* [Activity] What is needed is an exact copy of all the entries below.

* [Input material]
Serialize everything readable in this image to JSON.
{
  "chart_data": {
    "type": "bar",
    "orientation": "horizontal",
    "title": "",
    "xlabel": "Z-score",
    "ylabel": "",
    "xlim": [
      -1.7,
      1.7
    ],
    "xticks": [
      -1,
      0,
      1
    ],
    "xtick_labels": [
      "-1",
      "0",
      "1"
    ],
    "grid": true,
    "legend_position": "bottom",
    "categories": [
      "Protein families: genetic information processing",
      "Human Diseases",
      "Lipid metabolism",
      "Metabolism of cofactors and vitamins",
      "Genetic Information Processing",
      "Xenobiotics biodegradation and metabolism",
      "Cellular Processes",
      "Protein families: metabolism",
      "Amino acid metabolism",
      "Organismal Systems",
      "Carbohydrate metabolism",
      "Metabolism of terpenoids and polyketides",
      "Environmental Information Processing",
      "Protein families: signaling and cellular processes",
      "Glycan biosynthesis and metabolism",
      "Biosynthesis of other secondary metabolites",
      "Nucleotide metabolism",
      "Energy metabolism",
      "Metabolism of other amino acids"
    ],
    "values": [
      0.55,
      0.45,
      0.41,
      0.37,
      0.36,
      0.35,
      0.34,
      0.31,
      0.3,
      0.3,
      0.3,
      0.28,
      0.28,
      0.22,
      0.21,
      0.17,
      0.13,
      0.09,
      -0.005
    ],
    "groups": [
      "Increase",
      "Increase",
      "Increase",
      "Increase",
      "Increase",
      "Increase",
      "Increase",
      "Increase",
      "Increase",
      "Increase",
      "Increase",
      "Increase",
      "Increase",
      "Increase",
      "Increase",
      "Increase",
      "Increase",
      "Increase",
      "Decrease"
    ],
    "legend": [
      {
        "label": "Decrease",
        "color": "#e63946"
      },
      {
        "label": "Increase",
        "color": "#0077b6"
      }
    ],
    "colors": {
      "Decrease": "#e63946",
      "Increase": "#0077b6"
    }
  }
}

* [Output below]
Serialize everything readable in this image to JSON.
{
  "chart_data": {
    "type": "bar",
    "orientation": "horizontal",
    "title": "",
    "xlabel": "Z-score",
    "ylabel": "",
    "xlim": [
      -1.7,
      1.7
    ],
    "xticks": [
      -1,
      0,
      1
    ],
    "xtick_labels": [
      "-1",
      "0",
      "1"
    ],
    "grid": true,
    "legend_position": "bottom",
    "categories": [
      "Protein families: genetic information processing",
      "Human Diseases",
      "Lipid metabolism",
      "Metabolism of cofactors and vitamins",
      "Genetic Information Processing",
      "Xenobiotics biodegradation and metabolism",
      "Cellular Processes",
      "Protein families: metabolism",
      "Amino acid metabolism",
      "Organismal Systems",
      "Carbohydrate metabolism",
      "Metabolism of terpenoids and polyketides",
      "Environmental Information Processing",
      "Protein families: signaling and cellular processes",
      "Glycan biosynthesis and metabolism",
      "Biosynthesis of other secondary metabolites",
      "Nucleotide metabolism",
      "Energy metabolism",
      "Metabolism of other amino acids"
    ],
    "values": [
      0.55,
      0.45,
      0.41,
      0.37,
      0.36,
      0.35,
      0.34,
      0.31,
      0.3,
      0.3,
      0.3,
      0.28,
      0.28,
      0.22,
      0.21,
      0.17,
      0.13,
      0.09,
      -0.005
    ],
    "groups": [
      "Increase",
      "Increase",
      "Increase",
      "Increase",
      "Increase",
      "Increase",
      "Increase",
      "Increase",
      "Increase",
      "Increase",
      "Increase",
      "Increase",
      "Increase",
      "Increase",
      "Increase",
      "Increase",
      "Increase",
      "Increase",
      "Decrease"
    ],
    "legend": [
      {
        "label": "Decrease",
        "color": "#e63946"
      },
      {
        "label": "Increase",
        "color": "#0077b6"
      }
    ],
    "colors": {
      "Decrease": "#e63946",
      "Increase": "#0077b6"
    }
  }
}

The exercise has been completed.